»»
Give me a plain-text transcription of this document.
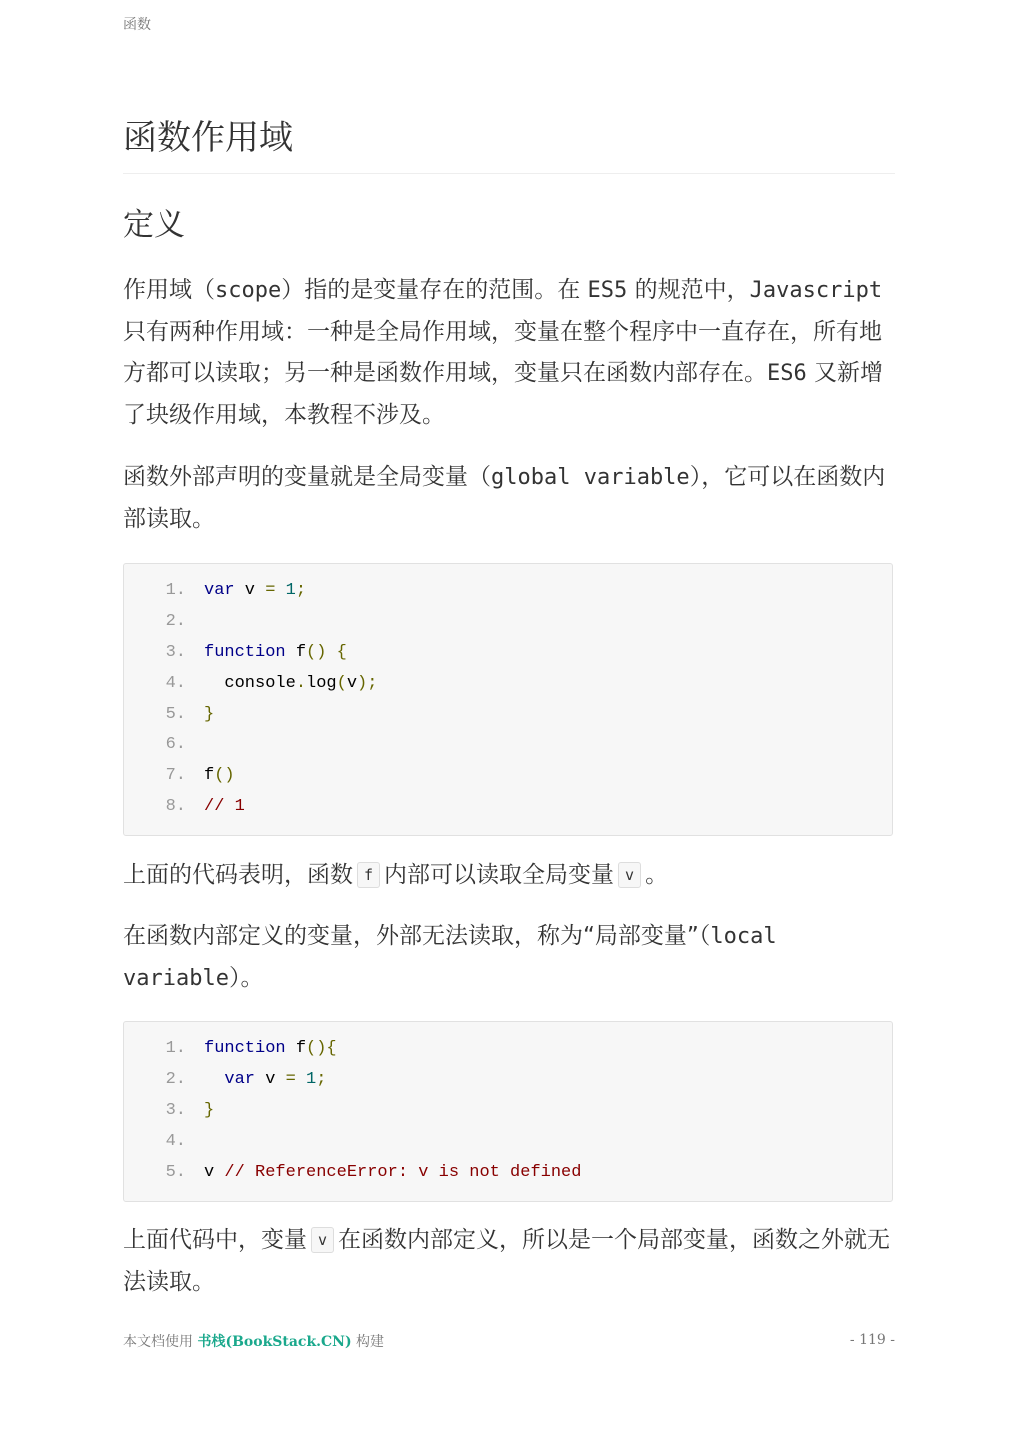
函数
函数作用域
定义

作用域（scope）指的是变量存在的范围。在 ES5 的规范中，Javascript 只有两种作用域：一种是全局作用域，变量在整个程序中一直存在，所有地方都可以读取；另一种是函数作用域，变量只在函数内部存在。ES6 又新增了块级作用域，本教程不涉及。

函数外部声明的变量就是全局变量（global variable），它可以在函数内部读取。

1.	var v = 1;
2.
3.	function f() {
4.	console.log(v);
5.	}
6.
7.	f()
8.	// 1

上面的代码表明，函数 f 内部可以读取全局变量 v 。

在函数内部定义的变量，外部无法读取，称为“局部变量”（local variable）。

1.	function f(){
2.	var v = 1;
3.	}
4.
5.	v // ReferenceError: v is not defined

上面代码中，变量 v 在函数内部定义，所以是一个局部变量，函数之外就无法读取。

本文档使用 书栈(BookStack.CN) 构建	- 119 -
««
**PROBLEM TO WORK ON:** Give the data above again in full and unchanged, skipping the pictures.

**FINAL RESULT:**
Give me a plain-text transcription of this document.
函数
函数作用域
定义

作用域（scope）指的是变量存在的范围。在 ES5 的规范中，Javascript 只有两种作用域：一种是全局作用域，变量在整个程序中一直存在，所有地方都可以读取；另一种是函数作用域，变量只在函数内部存在。ES6 又新增了块级作用域，本教程不涉及。

函数外部声明的变量就是全局变量（global variable），它可以在函数内部读取。

1.	var v = 1;
2.
3.	function f() {
4.	console.log(v);
5.	}
6.
7.	f()
8.	// 1

上面的代码表明，函数 f 内部可以读取全局变量 v 。

在函数内部定义的变量，外部无法读取，称为“局部变量”（local variable）。

1.	function f(){
2.	var v = 1;
3.	}
4.
5.	v // ReferenceError: v is not defined

上面代码中，变量 v 在函数内部定义，所以是一个局部变量，函数之外就无法读取。

本文档使用 书栈(BookStack.CN) 构建	- 119 -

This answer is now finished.